- PROBLEM TO SOLVE
Please repeat all of the lines that follow, exactly as written.

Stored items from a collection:

######

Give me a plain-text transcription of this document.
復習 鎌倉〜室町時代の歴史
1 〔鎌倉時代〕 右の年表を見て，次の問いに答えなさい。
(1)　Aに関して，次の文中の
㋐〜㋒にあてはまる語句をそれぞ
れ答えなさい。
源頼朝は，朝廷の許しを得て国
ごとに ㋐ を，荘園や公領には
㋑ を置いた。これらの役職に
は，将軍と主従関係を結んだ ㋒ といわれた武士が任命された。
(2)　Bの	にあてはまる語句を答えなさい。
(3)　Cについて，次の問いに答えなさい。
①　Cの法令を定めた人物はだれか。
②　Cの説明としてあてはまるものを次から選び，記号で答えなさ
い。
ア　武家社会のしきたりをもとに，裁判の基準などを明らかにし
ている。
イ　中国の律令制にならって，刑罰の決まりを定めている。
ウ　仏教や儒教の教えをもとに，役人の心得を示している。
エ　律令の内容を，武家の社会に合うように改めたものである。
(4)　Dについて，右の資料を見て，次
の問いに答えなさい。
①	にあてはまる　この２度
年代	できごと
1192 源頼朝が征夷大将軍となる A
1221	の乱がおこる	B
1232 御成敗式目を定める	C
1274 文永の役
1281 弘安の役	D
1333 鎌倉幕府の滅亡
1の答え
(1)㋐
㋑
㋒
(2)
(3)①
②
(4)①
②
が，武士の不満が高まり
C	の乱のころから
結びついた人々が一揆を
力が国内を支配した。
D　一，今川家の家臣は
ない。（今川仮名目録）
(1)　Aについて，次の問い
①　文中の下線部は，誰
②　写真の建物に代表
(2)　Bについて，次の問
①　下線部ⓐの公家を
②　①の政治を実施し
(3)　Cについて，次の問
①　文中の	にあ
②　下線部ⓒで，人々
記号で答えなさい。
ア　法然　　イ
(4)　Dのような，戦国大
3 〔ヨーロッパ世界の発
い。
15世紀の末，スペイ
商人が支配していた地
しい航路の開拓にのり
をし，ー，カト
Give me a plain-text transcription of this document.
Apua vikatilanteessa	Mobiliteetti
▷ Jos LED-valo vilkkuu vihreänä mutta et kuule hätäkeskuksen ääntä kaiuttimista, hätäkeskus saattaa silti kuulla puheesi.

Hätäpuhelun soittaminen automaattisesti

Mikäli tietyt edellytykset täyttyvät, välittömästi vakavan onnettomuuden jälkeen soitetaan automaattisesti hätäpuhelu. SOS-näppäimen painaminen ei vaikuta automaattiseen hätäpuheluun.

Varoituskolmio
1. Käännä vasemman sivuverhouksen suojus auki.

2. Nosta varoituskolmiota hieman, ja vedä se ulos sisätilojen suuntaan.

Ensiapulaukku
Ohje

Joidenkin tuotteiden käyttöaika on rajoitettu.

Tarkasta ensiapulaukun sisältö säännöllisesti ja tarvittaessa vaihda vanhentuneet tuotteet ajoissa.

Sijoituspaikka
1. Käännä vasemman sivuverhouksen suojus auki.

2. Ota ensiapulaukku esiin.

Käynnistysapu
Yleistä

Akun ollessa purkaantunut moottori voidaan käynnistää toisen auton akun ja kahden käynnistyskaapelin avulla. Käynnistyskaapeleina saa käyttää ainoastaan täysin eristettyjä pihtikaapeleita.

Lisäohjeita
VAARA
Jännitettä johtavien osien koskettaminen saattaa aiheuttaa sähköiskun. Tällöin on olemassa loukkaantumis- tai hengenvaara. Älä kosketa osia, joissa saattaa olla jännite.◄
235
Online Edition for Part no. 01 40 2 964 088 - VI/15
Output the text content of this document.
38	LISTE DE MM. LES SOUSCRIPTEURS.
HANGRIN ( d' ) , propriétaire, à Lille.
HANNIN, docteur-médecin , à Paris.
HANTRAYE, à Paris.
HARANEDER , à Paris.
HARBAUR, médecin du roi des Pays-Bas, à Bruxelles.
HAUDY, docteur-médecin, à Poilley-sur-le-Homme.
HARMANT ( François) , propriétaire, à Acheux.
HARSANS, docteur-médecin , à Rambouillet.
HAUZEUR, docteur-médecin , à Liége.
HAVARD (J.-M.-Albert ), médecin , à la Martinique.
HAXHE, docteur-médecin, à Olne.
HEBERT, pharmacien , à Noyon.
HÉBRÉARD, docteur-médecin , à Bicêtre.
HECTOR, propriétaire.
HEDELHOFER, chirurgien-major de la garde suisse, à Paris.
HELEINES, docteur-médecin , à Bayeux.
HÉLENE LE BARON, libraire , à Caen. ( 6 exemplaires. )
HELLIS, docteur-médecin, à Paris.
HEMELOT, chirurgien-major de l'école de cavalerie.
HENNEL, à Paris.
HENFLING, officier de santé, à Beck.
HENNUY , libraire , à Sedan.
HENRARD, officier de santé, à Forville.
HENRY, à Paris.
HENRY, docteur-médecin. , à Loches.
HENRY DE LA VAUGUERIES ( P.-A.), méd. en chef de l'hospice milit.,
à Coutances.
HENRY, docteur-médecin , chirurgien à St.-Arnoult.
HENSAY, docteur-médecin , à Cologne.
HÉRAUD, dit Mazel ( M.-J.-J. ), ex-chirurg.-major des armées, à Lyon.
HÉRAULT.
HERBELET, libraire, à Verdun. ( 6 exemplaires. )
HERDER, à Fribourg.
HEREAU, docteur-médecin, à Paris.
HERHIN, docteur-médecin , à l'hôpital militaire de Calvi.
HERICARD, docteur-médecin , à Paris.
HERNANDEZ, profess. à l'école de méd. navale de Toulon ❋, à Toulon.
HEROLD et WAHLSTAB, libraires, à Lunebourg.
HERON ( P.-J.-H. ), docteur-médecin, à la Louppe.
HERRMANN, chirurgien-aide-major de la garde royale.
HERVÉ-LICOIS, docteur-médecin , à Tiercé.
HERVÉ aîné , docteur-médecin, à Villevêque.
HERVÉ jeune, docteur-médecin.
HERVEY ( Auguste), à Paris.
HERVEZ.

######

- FINAL RESULT
Give me a plain-text transcription of this document.
復習 鎌倉〜室町時代の歴史
1 〔鎌倉時代〕 右の年表を見て，次の問いに答えなさい。
(1)　Aに関して，次の文中の
㋐〜㋒にあてはまる語句をそれぞ
れ答えなさい。
源頼朝は，朝廷の許しを得て国
ごとに ㋐ を，荘園や公領には
㋑ を置いた。これらの役職に
は，将軍と主従関係を結んだ ㋒ といわれた武士が任命された。
(2)　Bの	にあてはまる語句を答えなさい。
(3)　Cについて，次の問いに答えなさい。
①　Cの法令を定めた人物はだれか。
②　Cの説明としてあてはまるものを次から選び，記号で答えなさ
い。
ア　武家社会のしきたりをもとに，裁判の基準などを明らかにし
ている。
イ　中国の律令制にならって，刑罰の決まりを定めている。
ウ　仏教や儒教の教えをもとに，役人の心得を示している。
エ　律令の内容を，武家の社会に合うように改めたものである。
(4)　Dについて，右の資料を見て，次
の問いに答えなさい。
①	にあてはまる　この２度
年代	できごと
1192 源頼朝が征夷大将軍となる A
1221	の乱がおこる	B
1232 御成敗式目を定める	C
1274 文永の役
1281 弘安の役	D
1333 鎌倉幕府の滅亡
1の答え
(1)㋐
㋑
㋒
(2)
(3)①
②
(4)①
②
が，武士の不満が高まり
C	の乱のころから
結びついた人々が一揆を
力が国内を支配した。
D　一，今川家の家臣は
ない。（今川仮名目録）
(1)　Aについて，次の問い
①　文中の下線部は，誰
②　写真の建物に代表
(2)　Bについて，次の問
①　下線部ⓐの公家を
②　①の政治を実施し
(3)　Cについて，次の問
①　文中の	にあ
②　下線部ⓒで，人々
記号で答えなさい。
ア　法然　　イ
(4)　Dのような，戦国大
3 〔ヨーロッパ世界の発
い。
15世紀の末，スペイ
商人が支配していた地
しい航路の開拓にのり
をし，ー，カト
Give me a plain-text transcription of this document.
Apua vikatilanteessa	Mobiliteetti
▷ Jos LED-valo vilkkuu vihreänä mutta et kuule hätäkeskuksen ääntä kaiuttimista, hätäkeskus saattaa silti kuulla puheesi.

Hätäpuhelun soittaminen automaattisesti

Mikäli tietyt edellytykset täyttyvät, välittömästi vakavan onnettomuuden jälkeen soitetaan automaattisesti hätäpuhelu. SOS-näppäimen painaminen ei vaikuta automaattiseen hätäpuheluun.

Varoituskolmio
1. Käännä vasemman sivuverhouksen suojus auki.

2. Nosta varoituskolmiota hieman, ja vedä se ulos sisätilojen suuntaan.

Ensiapulaukku
Ohje

Joidenkin tuotteiden käyttöaika on rajoitettu.

Tarkasta ensiapulaukun sisältö säännöllisesti ja tarvittaessa vaihda vanhentuneet tuotteet ajoissa.

Sijoituspaikka
1. Käännä vasemman sivuverhouksen suojus auki.

2. Ota ensiapulaukku esiin.

Käynnistysapu
Yleistä

Akun ollessa purkaantunut moottori voidaan käynnistää toisen auton akun ja kahden käynnistyskaapelin avulla. Käynnistyskaapeleina saa käyttää ainoastaan täysin eristettyjä pihtikaapeleita.

Lisäohjeita
VAARA
Jännitettä johtavien osien koskettaminen saattaa aiheuttaa sähköiskun. Tällöin on olemassa loukkaantumis- tai hengenvaara. Älä kosketa osia, joissa saattaa olla jännite.◄
235
Online Edition for Part no. 01 40 2 964 088 - VI/15
Output the text content of this document.
38	LISTE DE MM. LES SOUSCRIPTEURS.
HANGRIN ( d' ) , propriétaire, à Lille.
HANNIN, docteur-médecin , à Paris.
HANTRAYE, à Paris.
HARANEDER , à Paris.
HARBAUR, médecin du roi des Pays-Bas, à Bruxelles.
HAUDY, docteur-médecin, à Poilley-sur-le-Homme.
HARMANT ( François) , propriétaire, à Acheux.
HARSANS, docteur-médecin , à Rambouillet.
HAUZEUR, docteur-médecin , à Liége.
HAVARD (J.-M.-Albert ), médecin , à la Martinique.
HAXHE, docteur-médecin, à Olne.
HEBERT, pharmacien , à Noyon.
HÉBRÉARD, docteur-médecin , à Bicêtre.
HECTOR, propriétaire.
HEDELHOFER, chirurgien-major de la garde suisse, à Paris.
HELEINES, docteur-médecin , à Bayeux.
HÉLENE LE BARON, libraire , à Caen. ( 6 exemplaires. )
HELLIS, docteur-médecin, à Paris.
HEMELOT, chirurgien-major de l'école de cavalerie.
HENNEL, à Paris.
HENFLING, officier de santé, à Beck.
HENNUY , libraire , à Sedan.
HENRARD, officier de santé, à Forville.
HENRY, à Paris.
HENRY, docteur-médecin. , à Loches.
HENRY DE LA VAUGUERIES ( P.-A.), méd. en chef de l'hospice milit.,
à Coutances.
HENRY, docteur-médecin , chirurgien à St.-Arnoult.
HENSAY, docteur-médecin , à Cologne.
HÉRAUD, dit Mazel ( M.-J.-J. ), ex-chirurg.-major des armées, à Lyon.
HÉRAULT.
HERBELET, libraire, à Verdun. ( 6 exemplaires. )
HERDER, à Fribourg.
HEREAU, docteur-médecin, à Paris.
HERHIN, docteur-médecin , à l'hôpital militaire de Calvi.
HERICARD, docteur-médecin , à Paris.
HERNANDEZ, profess. à l'école de méd. navale de Toulon ❋, à Toulon.
HEROLD et WAHLSTAB, libraires, à Lunebourg.
HERON ( P.-J.-H. ), docteur-médecin, à la Louppe.
HERRMANN, chirurgien-aide-major de la garde royale.
HERVÉ-LICOIS, docteur-médecin , à Tiercé.
HERVÉ aîné , docteur-médecin, à Villevêque.
HERVÉ jeune, docteur-médecin.
HERVEY ( Auguste), à Paris.
HERVEZ.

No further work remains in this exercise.